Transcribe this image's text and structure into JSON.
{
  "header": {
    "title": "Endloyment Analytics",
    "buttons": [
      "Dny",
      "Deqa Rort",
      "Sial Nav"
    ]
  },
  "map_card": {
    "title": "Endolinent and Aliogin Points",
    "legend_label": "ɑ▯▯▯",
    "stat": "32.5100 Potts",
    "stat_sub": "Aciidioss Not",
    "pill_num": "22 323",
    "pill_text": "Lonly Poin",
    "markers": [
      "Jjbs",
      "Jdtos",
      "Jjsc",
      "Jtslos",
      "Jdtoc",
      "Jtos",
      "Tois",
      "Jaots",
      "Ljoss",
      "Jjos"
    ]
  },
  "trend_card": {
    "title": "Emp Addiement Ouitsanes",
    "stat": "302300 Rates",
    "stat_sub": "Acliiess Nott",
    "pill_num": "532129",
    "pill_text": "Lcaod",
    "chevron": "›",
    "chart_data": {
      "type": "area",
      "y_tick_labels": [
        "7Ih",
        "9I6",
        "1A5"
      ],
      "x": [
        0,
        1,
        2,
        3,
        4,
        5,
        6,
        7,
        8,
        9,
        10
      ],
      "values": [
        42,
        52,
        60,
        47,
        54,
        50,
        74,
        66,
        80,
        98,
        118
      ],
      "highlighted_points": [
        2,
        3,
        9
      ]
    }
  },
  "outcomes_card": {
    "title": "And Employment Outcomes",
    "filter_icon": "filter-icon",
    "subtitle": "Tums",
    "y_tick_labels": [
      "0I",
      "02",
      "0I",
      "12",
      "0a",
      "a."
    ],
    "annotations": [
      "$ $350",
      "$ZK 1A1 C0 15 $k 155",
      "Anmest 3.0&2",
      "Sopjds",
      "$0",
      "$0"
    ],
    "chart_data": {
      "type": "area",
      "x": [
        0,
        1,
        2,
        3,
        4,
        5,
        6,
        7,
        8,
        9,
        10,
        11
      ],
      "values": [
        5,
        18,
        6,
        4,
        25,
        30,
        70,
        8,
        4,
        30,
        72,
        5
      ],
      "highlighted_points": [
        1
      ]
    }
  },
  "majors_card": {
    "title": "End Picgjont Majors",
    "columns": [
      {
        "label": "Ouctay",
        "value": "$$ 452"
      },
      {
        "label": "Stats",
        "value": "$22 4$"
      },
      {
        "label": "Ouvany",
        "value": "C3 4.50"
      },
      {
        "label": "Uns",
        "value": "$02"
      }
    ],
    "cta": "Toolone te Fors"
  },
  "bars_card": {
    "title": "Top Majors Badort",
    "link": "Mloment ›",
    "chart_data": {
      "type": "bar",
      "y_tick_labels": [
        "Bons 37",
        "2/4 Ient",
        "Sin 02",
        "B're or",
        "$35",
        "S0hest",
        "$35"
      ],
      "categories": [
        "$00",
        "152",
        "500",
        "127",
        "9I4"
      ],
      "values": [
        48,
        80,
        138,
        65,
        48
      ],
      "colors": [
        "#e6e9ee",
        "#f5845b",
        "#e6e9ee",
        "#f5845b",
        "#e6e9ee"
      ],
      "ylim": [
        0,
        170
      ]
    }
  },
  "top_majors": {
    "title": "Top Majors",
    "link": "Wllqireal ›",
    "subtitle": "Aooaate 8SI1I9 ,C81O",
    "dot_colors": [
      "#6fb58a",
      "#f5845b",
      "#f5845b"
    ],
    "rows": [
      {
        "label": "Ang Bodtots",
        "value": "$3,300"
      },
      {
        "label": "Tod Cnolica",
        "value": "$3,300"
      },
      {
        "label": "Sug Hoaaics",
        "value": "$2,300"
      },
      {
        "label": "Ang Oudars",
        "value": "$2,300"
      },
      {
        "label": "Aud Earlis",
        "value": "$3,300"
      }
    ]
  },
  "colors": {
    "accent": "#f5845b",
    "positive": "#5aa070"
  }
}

■ Work required
Every line of the data above should be copied exactly.

■ Exercise solution
Transcribe this image's text and structure into JSON.
{
  "header": {
    "title": "Endloyment Analytics",
    "buttons": [
      "Dny",
      "Deqa Rort",
      "Sial Nav"
    ]
  },
  "map_card": {
    "title": "Endolinent and Aliogin Points",
    "legend_label": "ɑ▯▯▯",
    "stat": "32.5100 Potts",
    "stat_sub": "Aciidioss Not",
    "pill_num": "22 323",
    "pill_text": "Lonly Poin",
    "markers": [
      "Jjbs",
      "Jdtos",
      "Jjsc",
      "Jtslos",
      "Jdtoc",
      "Jtos",
      "Tois",
      "Jaots",
      "Ljoss",
      "Jjos"
    ]
  },
  "trend_card": {
    "title": "Emp Addiement Ouitsanes",
    "stat": "302300 Rates",
    "stat_sub": "Acliiess Nott",
    "pill_num": "532129",
    "pill_text": "Lcaod",
    "chevron": "›",
    "chart_data": {
      "type": "area",
      "y_tick_labels": [
        "7Ih",
        "9I6",
        "1A5"
      ],
      "x": [
        0,
        1,
        2,
        3,
        4,
        5,
        6,
        7,
        8,
        9,
        10
      ],
      "values": [
        42,
        52,
        60,
        47,
        54,
        50,
        74,
        66,
        80,
        98,
        118
      ],
      "highlighted_points": [
        2,
        3,
        9
      ]
    }
  },
  "outcomes_card": {
    "title": "And Employment Outcomes",
    "filter_icon": "filter-icon",
    "subtitle": "Tums",
    "y_tick_labels": [
      "0I",
      "02",
      "0I",
      "12",
      "0a",
      "a."
    ],
    "annotations": [
      "$ $350",
      "$ZK 1A1 C0 15 $k 155",
      "Anmest 3.0&2",
      "Sopjds",
      "$0",
      "$0"
    ],
    "chart_data": {
      "type": "area",
      "x": [
        0,
        1,
        2,
        3,
        4,
        5,
        6,
        7,
        8,
        9,
        10,
        11
      ],
      "values": [
        5,
        18,
        6,
        4,
        25,
        30,
        70,
        8,
        4,
        30,
        72,
        5
      ],
      "highlighted_points": [
        1
      ]
    }
  },
  "majors_card": {
    "title": "End Picgjont Majors",
    "columns": [
      {
        "label": "Ouctay",
        "value": "$$ 452"
      },
      {
        "label": "Stats",
        "value": "$22 4$"
      },
      {
        "label": "Ouvany",
        "value": "C3 4.50"
      },
      {
        "label": "Uns",
        "value": "$02"
      }
    ],
    "cta": "Toolone te Fors"
  },
  "bars_card": {
    "title": "Top Majors Badort",
    "link": "Mloment ›",
    "chart_data": {
      "type": "bar",
      "y_tick_labels": [
        "Bons 37",
        "2/4 Ient",
        "Sin 02",
        "B're or",
        "$35",
        "S0hest",
        "$35"
      ],
      "categories": [
        "$00",
        "152",
        "500",
        "127",
        "9I4"
      ],
      "values": [
        48,
        80,
        138,
        65,
        48
      ],
      "colors": [
        "#e6e9ee",
        "#f5845b",
        "#e6e9ee",
        "#f5845b",
        "#e6e9ee"
      ],
      "ylim": [
        0,
        170
      ]
    }
  },
  "top_majors": {
    "title": "Top Majors",
    "link": "Wllqireal ›",
    "subtitle": "Aooaate 8SI1I9 ,C81O",
    "dot_colors": [
      "#6fb58a",
      "#f5845b",
      "#f5845b"
    ],
    "rows": [
      {
        "label": "Ang Bodtots",
        "value": "$3,300"
      },
      {
        "label": "Tod Cnolica",
        "value": "$3,300"
      },
      {
        "label": "Sug Hoaaics",
        "value": "$2,300"
      },
      {
        "label": "Ang Oudars",
        "value": "$2,300"
      },
      {
        "label": "Aud Earlis",
        "value": "$3,300"
      }
    ]
  },
  "colors": {
    "accent": "#f5845b",
    "positive": "#5aa070"
  }
}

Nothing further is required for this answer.